[Extracted data entries]
%%

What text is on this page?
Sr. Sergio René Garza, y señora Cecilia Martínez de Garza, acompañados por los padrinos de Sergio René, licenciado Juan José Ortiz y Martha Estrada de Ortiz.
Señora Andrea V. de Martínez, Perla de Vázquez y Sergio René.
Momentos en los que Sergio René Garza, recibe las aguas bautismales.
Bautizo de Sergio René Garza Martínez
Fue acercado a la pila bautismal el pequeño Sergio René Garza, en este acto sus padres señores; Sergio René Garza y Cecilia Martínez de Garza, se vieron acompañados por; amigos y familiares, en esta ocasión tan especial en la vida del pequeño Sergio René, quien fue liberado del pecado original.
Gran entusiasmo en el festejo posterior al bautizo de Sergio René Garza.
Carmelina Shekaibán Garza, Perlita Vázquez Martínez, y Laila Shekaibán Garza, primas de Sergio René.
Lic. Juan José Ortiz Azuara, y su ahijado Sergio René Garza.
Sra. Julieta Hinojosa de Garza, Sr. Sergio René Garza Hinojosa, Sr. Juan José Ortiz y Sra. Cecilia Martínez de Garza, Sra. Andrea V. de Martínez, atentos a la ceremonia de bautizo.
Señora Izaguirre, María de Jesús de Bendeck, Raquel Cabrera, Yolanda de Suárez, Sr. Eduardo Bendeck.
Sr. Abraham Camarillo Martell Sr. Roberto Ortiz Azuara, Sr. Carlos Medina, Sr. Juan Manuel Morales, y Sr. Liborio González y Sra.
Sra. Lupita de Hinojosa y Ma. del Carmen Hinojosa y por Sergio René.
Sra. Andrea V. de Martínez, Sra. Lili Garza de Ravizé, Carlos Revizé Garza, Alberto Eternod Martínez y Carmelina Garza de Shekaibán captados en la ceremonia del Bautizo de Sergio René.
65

%%

Print every line of the records exactly. Omit nothing.

Exercise answer:
What text is on this page?
Sr. Sergio René Garza, y señora Cecilia Martínez de Garza, acompañados por los padrinos de Sergio René, licenciado Juan José Ortiz y Martha Estrada de Ortiz.
Señora Andrea V. de Martínez, Perla de Vázquez y Sergio René.
Momentos en los que Sergio René Garza, recibe las aguas bautismales.
Bautizo de Sergio René Garza Martínez
Fue acercado a la pila bautismal el pequeño Sergio René Garza, en este acto sus padres señores; Sergio René Garza y Cecilia Martínez de Garza, se vieron acompañados por; amigos y familiares, en esta ocasión tan especial en la vida del pequeño Sergio René, quien fue liberado del pecado original.
Gran entusiasmo en el festejo posterior al bautizo de Sergio René Garza.
Carmelina Shekaibán Garza, Perlita Vázquez Martínez, y Laila Shekaibán Garza, primas de Sergio René.
Lic. Juan José Ortiz Azuara, y su ahijado Sergio René Garza.
Sra. Julieta Hinojosa de Garza, Sr. Sergio René Garza Hinojosa, Sr. Juan José Ortiz y Sra. Cecilia Martínez de Garza, Sra. Andrea V. de Martínez, atentos a la ceremonia de bautizo.
Señora Izaguirre, María de Jesús de Bendeck, Raquel Cabrera, Yolanda de Suárez, Sr. Eduardo Bendeck.
Sr. Abraham Camarillo Martell Sr. Roberto Ortiz Azuara, Sr. Carlos Medina, Sr. Juan Manuel Morales, y Sr. Liborio González y Sra.
Sra. Lupita de Hinojosa y Ma. del Carmen Hinojosa y por Sergio René.
Sra. Andrea V. de Martínez, Sra. Lili Garza de Ravizé, Carlos Revizé Garza, Alberto Eternod Martínez y Carmelina Garza de Shekaibán captados en la ceremonia del Bautizo de Sergio René.
65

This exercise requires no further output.